**EXTRACT**
It is now up to the Supreme Court to decide if corporations could be held liable in U.S. courts for violations of international human rights law. Recently, a U.S. Appeals Court dismissed a case against Royal Dutch Shell in which the oil company was accused of helping Nigerian authorities violently suppress protests against oil exploration in the 1990s.  One judge on the three-member appeals court panel wrote a strong dissent of the majority opinion, calling it “a substantial blow to international law.”  In a past interview with attorney Peter Weiss, Peter explained how a 1789 U.S. statute Alien Tort Claim was used to hold multinational corporations accountable for human rights crimes. The case was brought by families of seven Nigerians who were executed by a former military government for protesting Shell’s exploration and development.

Maria LaHood:

  • This was a class action brought by the Ogoni people against Shell parent companies and Nigerian subsidiaries.
  • They brought the case because Shell had been complicit with the military dictatorship in the nineties.
  • They were detaining, torturing and killing people to oppress the grassroots opposition movement to Shell’s environmental degradation. Shell Oil is the US company.

**EXERCISES**
[1] Copy from the Shell lawsuit passage, beginning at the words "It is now up" and stopping after the words "exploration and development.".
[2] In the Shell lawsuit passage, which 1789 U.S. statute did Peter Weiss explain was used to hold multinational corporations accountable for human rights crimes?
[3] Do these statements agree with the Shell lawsuit passage? Answer yes or no for each, and quote the deciding words.
(a) The appeals court panel that heard the case had three members.
(b) The protests against oil exploration took place in the 2000s.
(c) Shell Oil is the US company.

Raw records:
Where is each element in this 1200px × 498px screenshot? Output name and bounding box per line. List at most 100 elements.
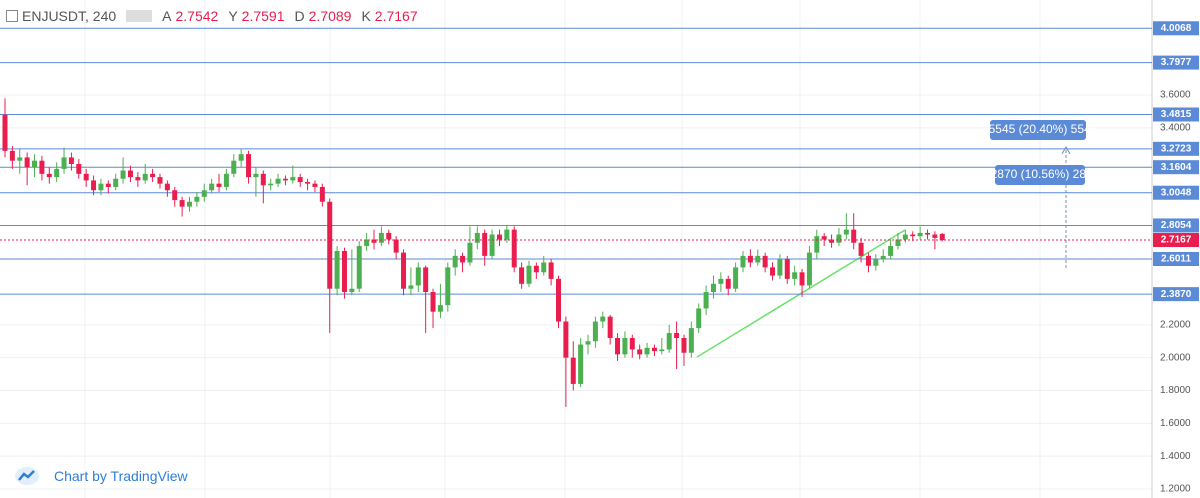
candle-body — [829, 239, 835, 243]
candle-body — [467, 242, 473, 263]
candle-body — [371, 239, 377, 243]
level-label-box — [1153, 107, 1199, 122]
y-tick-label: 1.2000 — [1160, 484, 1191, 495]
candle-body — [902, 234, 908, 240]
level-label-box — [1153, 21, 1199, 36]
candle-body — [297, 177, 303, 183]
candle-body — [755, 255, 761, 263]
candle-body — [629, 337, 635, 350]
ohlc-value: 2.7542 — [175, 8, 219, 24]
candle-body — [401, 252, 407, 289]
level-label-box — [1153, 218, 1199, 233]
candle-body — [445, 267, 451, 306]
price-label: 2.7167 — [1161, 235, 1192, 246]
level-label: 2.6011 — [1161, 254, 1191, 265]
candle-body — [740, 255, 746, 268]
candle-body — [747, 255, 753, 263]
price-label-box — [1153, 233, 1199, 248]
candle-body — [563, 321, 569, 358]
candle-body — [120, 170, 126, 179]
level-label: 3.1604 — [1161, 162, 1192, 173]
level-label: 4.0068 — [1161, 23, 1192, 34]
candle-body — [334, 250, 340, 289]
candle-body — [408, 285, 414, 289]
candle-body — [607, 316, 613, 338]
candle-body — [932, 234, 938, 238]
candle-body — [688, 328, 694, 353]
level-label-box — [1153, 287, 1199, 302]
candle-body — [925, 232, 930, 235]
candle-body — [703, 292, 709, 309]
candle-body — [770, 267, 776, 276]
candle-body — [511, 229, 517, 268]
candle-body — [858, 242, 864, 256]
candle-body — [76, 163, 82, 174]
candle-body — [216, 183, 222, 187]
candle-body — [526, 265, 532, 284]
candle-body — [223, 173, 229, 187]
y-tick-label: 1.8000 — [1160, 385, 1191, 396]
candle-body — [378, 232, 384, 243]
candle-body — [312, 183, 318, 187]
candle-body — [194, 196, 200, 202]
candle-body — [504, 229, 510, 240]
candle-body — [260, 173, 266, 186]
candle-body — [24, 157, 30, 168]
candle-body — [415, 267, 421, 286]
level-label: 3.2723 — [1161, 143, 1192, 154]
candle-body — [127, 170, 133, 178]
candle-body — [474, 232, 480, 243]
collapse-icon[interactable] — [6, 10, 18, 22]
candle-body — [172, 190, 178, 201]
candle-body — [666, 333, 672, 350]
candle-body — [135, 177, 141, 181]
candle-body — [880, 255, 886, 260]
candle-body — [674, 333, 680, 338]
candle-body — [238, 154, 244, 161]
candle-body — [784, 259, 790, 279]
candle-body — [541, 262, 547, 273]
candle-body — [592, 321, 598, 342]
annotation: 0.5545 (20.40%) 5545 — [979, 122, 1098, 136]
candle-body — [61, 157, 67, 169]
candle-body — [888, 246, 894, 256]
candle-body — [718, 278, 724, 284]
ohlc-value: 2.7167 — [374, 8, 418, 24]
candle-body — [519, 267, 525, 284]
level-label-box — [1153, 55, 1199, 70]
candle-body — [46, 173, 52, 178]
candle-body — [91, 180, 97, 191]
candle-body — [275, 178, 281, 184]
level-label: 3.7977 — [1161, 57, 1192, 68]
y-tick-label: 3.6000 — [1160, 90, 1191, 101]
candle-body — [423, 267, 429, 293]
level-label-box — [1153, 141, 1199, 156]
candle-body — [637, 349, 643, 355]
y-tick-label: 1.6000 — [1160, 418, 1191, 429]
candle-body — [696, 308, 702, 329]
candle-body — [821, 236, 827, 240]
candle-body — [282, 178, 288, 181]
level-label: 3.0048 — [1161, 187, 1192, 198]
candle-body — [733, 267, 739, 289]
candle-body — [157, 177, 163, 184]
watermark[interactable]: Chart by TradingView — [14, 466, 188, 486]
settings-icons[interactable] — [126, 10, 153, 22]
level-label-box — [1153, 251, 1199, 266]
y-tick-label: 2.2000 — [1160, 319, 1191, 330]
candle-body — [246, 154, 252, 178]
candle-body — [187, 201, 192, 207]
candle-body — [356, 246, 362, 289]
candle-body — [231, 160, 237, 174]
candle-body — [681, 337, 687, 353]
ohlc-value: 2.7591 — [241, 8, 285, 24]
candle-body — [836, 234, 842, 243]
candle-body — [142, 173, 148, 181]
y-tick-label: 3.4000 — [1160, 123, 1191, 134]
candle-body — [209, 183, 215, 191]
candle-body — [865, 255, 871, 266]
candle-body — [843, 229, 849, 235]
candle-body — [644, 347, 650, 355]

**ANSWERS PROVIDED**
[1]
It is now up to the Supreme Court to decide if corporations could be held liable in U.S. courts for violations of international human rights law. Recently, a U.S. Appeals Court dismissed a case against Royal Dutch Shell in which the oil company was accused of helping Nigerian authorities violently suppress protests against oil exploration in the 1990s.  One judge on the three-member appeals court panel wrote a strong dissent of the majority opinion, calling it “a substantial blow to international law.”  In a past interview with attorney Peter Weiss, Peter explained how a 1789 U.S. statute Alien Tort Claim was used to hold multinational corporations accountable for human rights crimes. The case was brought by families of seven Nigerians who were executed by a former military government for protesting Shell’s exploration and development.

[2] Alien Tort Claim.

[3]
(a) Yes: "three-member appeals court panel"
(b) No: "violently suppress protests against oil exploration in the 1990s"
(c) Yes: "Shell Oil is the US company."